The exercise | Without including any pictures, write out the listing below exactly.

Records shown |
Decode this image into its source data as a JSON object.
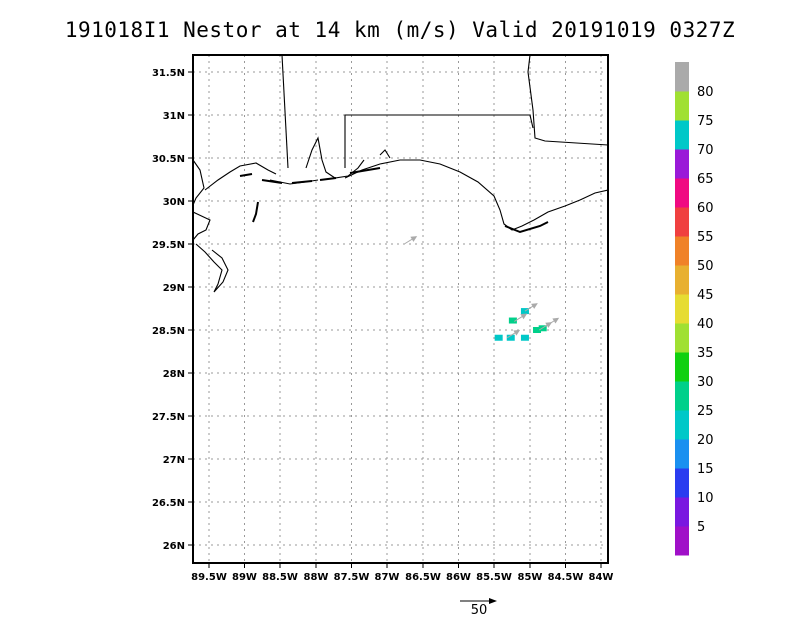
{
  "title": "191018I1 Nestor at 14 km (m/s) Valid 20191019 0327Z",
  "lat_labels": [
    "31.5N",
    "31N",
    "30.5N",
    "30N",
    "29.5N",
    "29N",
    "28.5N",
    "28N",
    "27.5N",
    "27N",
    "26.5N",
    "26N"
  ],
  "lon_labels": [
    "89.5W",
    "89W",
    "88.5W",
    "88W",
    "87.5W",
    "87W",
    "86.5W",
    "86W",
    "85.5W",
    "85W",
    "84.5W",
    "84W"
  ],
  "colorbar": {
    "labels": [
      "5",
      "10",
      "15",
      "20",
      "25",
      "30",
      "35",
      "40",
      "45",
      "50",
      "55",
      "60",
      "65",
      "70",
      "75",
      "80"
    ],
    "colors": [
      "#a010c8",
      "#7a18e0",
      "#2a3cf0",
      "#1a90f0",
      "#00c8c8",
      "#00d08a",
      "#10d010",
      "#a0e032",
      "#e6dc32",
      "#e8b030",
      "#f08228",
      "#f04040",
      "#f00a82",
      "#9a1ad8",
      "#00c8c8",
      "#a0e032",
      "#aaaaaa"
    ]
  },
  "wind_reference": {
    "label": "50"
  },
  "chart_data": {
    "type": "map",
    "title": "191018I1 Nestor at 14 km (m/s) Valid 20191019 0327Z",
    "xlim": [
      -89.5,
      -84.0
    ],
    "ylim": [
      25.8,
      31.7
    ],
    "grid": true,
    "colorbar_levels": [
      5,
      10,
      15,
      20,
      25,
      30,
      35,
      40,
      45,
      50,
      55,
      60,
      65,
      70,
      75,
      80
    ],
    "shaded_points": [
      {
        "lon": -85.05,
        "lat": 28.72,
        "value": 20
      },
      {
        "lon": -85.22,
        "lat": 28.61,
        "value": 25
      },
      {
        "lon": -85.42,
        "lat": 28.41,
        "value": 20
      },
      {
        "lon": -85.25,
        "lat": 28.41,
        "value": 20
      },
      {
        "lon": -85.05,
        "lat": 28.41,
        "value": 20
      },
      {
        "lon": -84.88,
        "lat": 28.5,
        "value": 25
      },
      {
        "lon": -84.8,
        "lat": 28.52,
        "value": 25
      }
    ],
    "wind_vectors": [
      {
        "lon": -86.75,
        "lat": 29.5
      },
      {
        "lon": -85.2,
        "lat": 28.6
      },
      {
        "lon": -85.05,
        "lat": 28.72
      },
      {
        "lon": -84.85,
        "lat": 28.5
      },
      {
        "lon": -84.75,
        "lat": 28.55
      },
      {
        "lon": -85.3,
        "lat": 28.41
      }
    ]
  }
}
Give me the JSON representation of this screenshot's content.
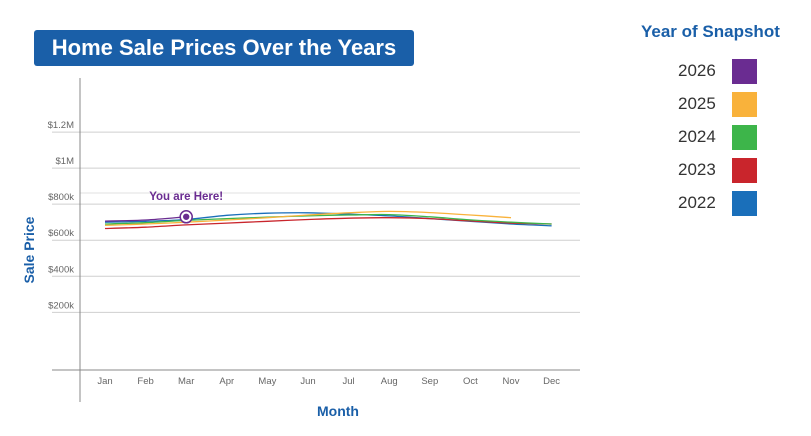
{
  "chart_data": {
    "type": "line",
    "title": "Home Sale Prices Over the Years",
    "xlabel": "Month",
    "ylabel": "Sale Price",
    "categories": [
      "Jan",
      "Feb",
      "Mar",
      "Apr",
      "May",
      "Jun",
      "Jul",
      "Aug",
      "Sep",
      "Oct",
      "Nov",
      "Dec"
    ],
    "y_ticks": [
      {
        "value": 200000,
        "label": "$200k"
      },
      {
        "value": 400000,
        "label": "$400k"
      },
      {
        "value": 600000,
        "label": "$600k"
      },
      {
        "value": 800000,
        "label": "$800k"
      },
      {
        "value": 1000000,
        "label": "$1M"
      },
      {
        "value": 1200000,
        "label": "$1.2M"
      }
    ],
    "ylim": [
      -120000,
      1500000
    ],
    "legend": {
      "title": "Year of Snapshot",
      "position": "right"
    },
    "series": [
      {
        "name": "2022",
        "color": "#1a6fba",
        "values": [
          700000,
          705000,
          715000,
          738000,
          750000,
          752000,
          745000,
          735000,
          720000,
          705000,
          690000,
          680000
        ]
      },
      {
        "name": "2023",
        "color": "#c9252c",
        "values": [
          665000,
          672000,
          685000,
          695000,
          705000,
          715000,
          722000,
          725000,
          720000,
          707000,
          695000,
          690000
        ]
      },
      {
        "name": "2024",
        "color": "#3db54a",
        "values": [
          690000,
          697000,
          710000,
          720000,
          728000,
          735000,
          740000,
          742000,
          730000,
          713000,
          700000,
          690000
        ]
      },
      {
        "name": "2025",
        "color": "#f9b23b",
        "values": [
          682000,
          690000,
          700000,
          712000,
          725000,
          740000,
          752000,
          760000,
          753000,
          740000,
          725000,
          null
        ]
      },
      {
        "name": "2026",
        "color": "#6a2c91",
        "values": [
          706000,
          712000,
          730000,
          null,
          null,
          null,
          null,
          null,
          null,
          null,
          null,
          null
        ]
      }
    ],
    "annotation": {
      "text": "You are Here!",
      "series": "2026",
      "x": "Mar",
      "y": 730000,
      "color": "#6a2c91"
    }
  }
}
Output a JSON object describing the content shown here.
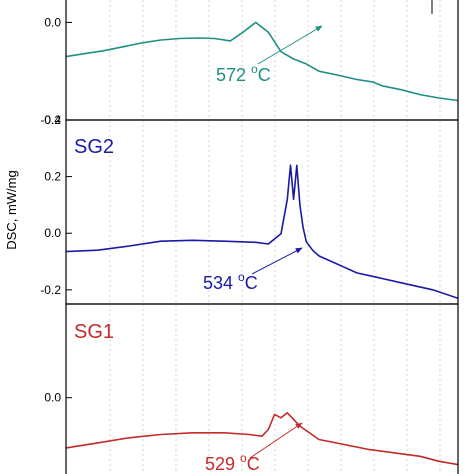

Response |
Decode this image into its source data as a JSON object.
{
  "title": "191018I1 Nestor at 14 km (m/s) Valid 20191019 0327Z",
  "lat_labels": [
    "31.5N",
    "31N",
    "30.5N",
    "30N",
    "29.5N",
    "29N",
    "28.5N",
    "28N",
    "27.5N",
    "27N",
    "26.5N",
    "26N"
  ],
  "lon_labels": [
    "89.5W",
    "89W",
    "88.5W",
    "88W",
    "87.5W",
    "87W",
    "86.5W",
    "86W",
    "85.5W",
    "85W",
    "84.5W",
    "84W"
  ],
  "colorbar": {
    "labels": [
      "5",
      "10",
      "15",
      "20",
      "25",
      "30",
      "35",
      "40",
      "45",
      "50",
      "55",
      "60",
      "65",
      "70",
      "75",
      "80"
    ],
    "colors": [
      "#a010c8",
      "#7a18e0",
      "#2a3cf0",
      "#1a90f0",
      "#00c8c8",
      "#00d08a",
      "#10d010",
      "#a0e032",
      "#e6dc32",
      "#e8b030",
      "#f08228",
      "#f04040",
      "#f00a82",
      "#9a1ad8",
      "#00c8c8",
      "#a0e032",
      "#aaaaaa"
    ]
  },
  "wind_reference": {
    "label": "50"
  },
  "chart_data": {
    "type": "map",
    "title": "191018I1 Nestor at 14 km (m/s) Valid 20191019 0327Z",
    "xlim": [
      -89.5,
      -84.0
    ],
    "ylim": [
      25.8,
      31.7
    ],
    "grid": true,
    "colorbar_levels": [
      5,
      10,
      15,
      20,
      25,
      30,
      35,
      40,
      45,
      50,
      55,
      60,
      65,
      70,
      75,
      80
    ],
    "shaded_points": [
      {
        "lon": -85.05,
        "lat": 28.72,
        "value": 20
      },
      {
        "lon": -85.22,
        "lat": 28.61,
        "value": 25
      },
      {
        "lon": -85.42,
        "lat": 28.41,
        "value": 20
      },
      {
        "lon": -85.25,
        "lat": 28.41,
        "value": 20
      },
      {
        "lon": -85.05,
        "lat": 28.41,
        "value": 20
      },
      {
        "lon": -84.88,
        "lat": 28.5,
        "value": 25
      },
      {
        "lon": -84.8,
        "lat": 28.52,
        "value": 25
      }
    ],
    "wind_vectors": [
      {
        "lon": -86.75,
        "lat": 29.5
      },
      {
        "lon": -85.2,
        "lat": 28.6
      },
      {
        "lon": -85.05,
        "lat": 28.72
      },
      {
        "lon": -84.85,
        "lat": 28.5
      },
      {
        "lon": -84.75,
        "lat": 28.55
      },
      {
        "lon": -85.3,
        "lat": 28.41
      }
    ]
  }
}
Give me the JSON representation of this screenshot's content.
{
  "chart_data": {
    "type": "line",
    "title": "Home Sale Prices Over the Years",
    "xlabel": "Month",
    "ylabel": "Sale Price",
    "categories": [
      "Jan",
      "Feb",
      "Mar",
      "Apr",
      "May",
      "Jun",
      "Jul",
      "Aug",
      "Sep",
      "Oct",
      "Nov",
      "Dec"
    ],
    "y_ticks": [
      {
        "value": 200000,
        "label": "$200k"
      },
      {
        "value": 400000,
        "label": "$400k"
      },
      {
        "value": 600000,
        "label": "$600k"
      },
      {
        "value": 800000,
        "label": "$800k"
      },
      {
        "value": 1000000,
        "label": "$1M"
      },
      {
        "value": 1200000,
        "label": "$1.2M"
      }
    ],
    "ylim": [
      -120000,
      1500000
    ],
    "legend": {
      "title": "Year of Snapshot",
      "position": "right"
    },
    "series": [
      {
        "name": "2022",
        "color": "#1a6fba",
        "values": [
          700000,
          705000,
          715000,
          738000,
          750000,
          752000,
          745000,
          735000,
          720000,
          705000,
          690000,
          680000
        ]
      },
      {
        "name": "2023",
        "color": "#c9252c",
        "values": [
          665000,
          672000,
          685000,
          695000,
          705000,
          715000,
          722000,
          725000,
          720000,
          707000,
          695000,
          690000
        ]
      },
      {
        "name": "2024",
        "color": "#3db54a",
        "values": [
          690000,
          697000,
          710000,
          720000,
          728000,
          735000,
          740000,
          742000,
          730000,
          713000,
          700000,
          690000
        ]
      },
      {
        "name": "2025",
        "color": "#f9b23b",
        "values": [
          682000,
          690000,
          700000,
          712000,
          725000,
          740000,
          752000,
          760000,
          753000,
          740000,
          725000,
          null
        ]
      },
      {
        "name": "2026",
        "color": "#6a2c91",
        "values": [
          706000,
          712000,
          730000,
          null,
          null,
          null,
          null,
          null,
          null,
          null,
          null,
          null
        ]
      }
    ],
    "annotation": {
      "text": "You are Here!",
      "series": "2026",
      "x": "Mar",
      "y": 730000,
      "color": "#6a2c91"
    }
  }
}
Output a JSON object describing the content shown here.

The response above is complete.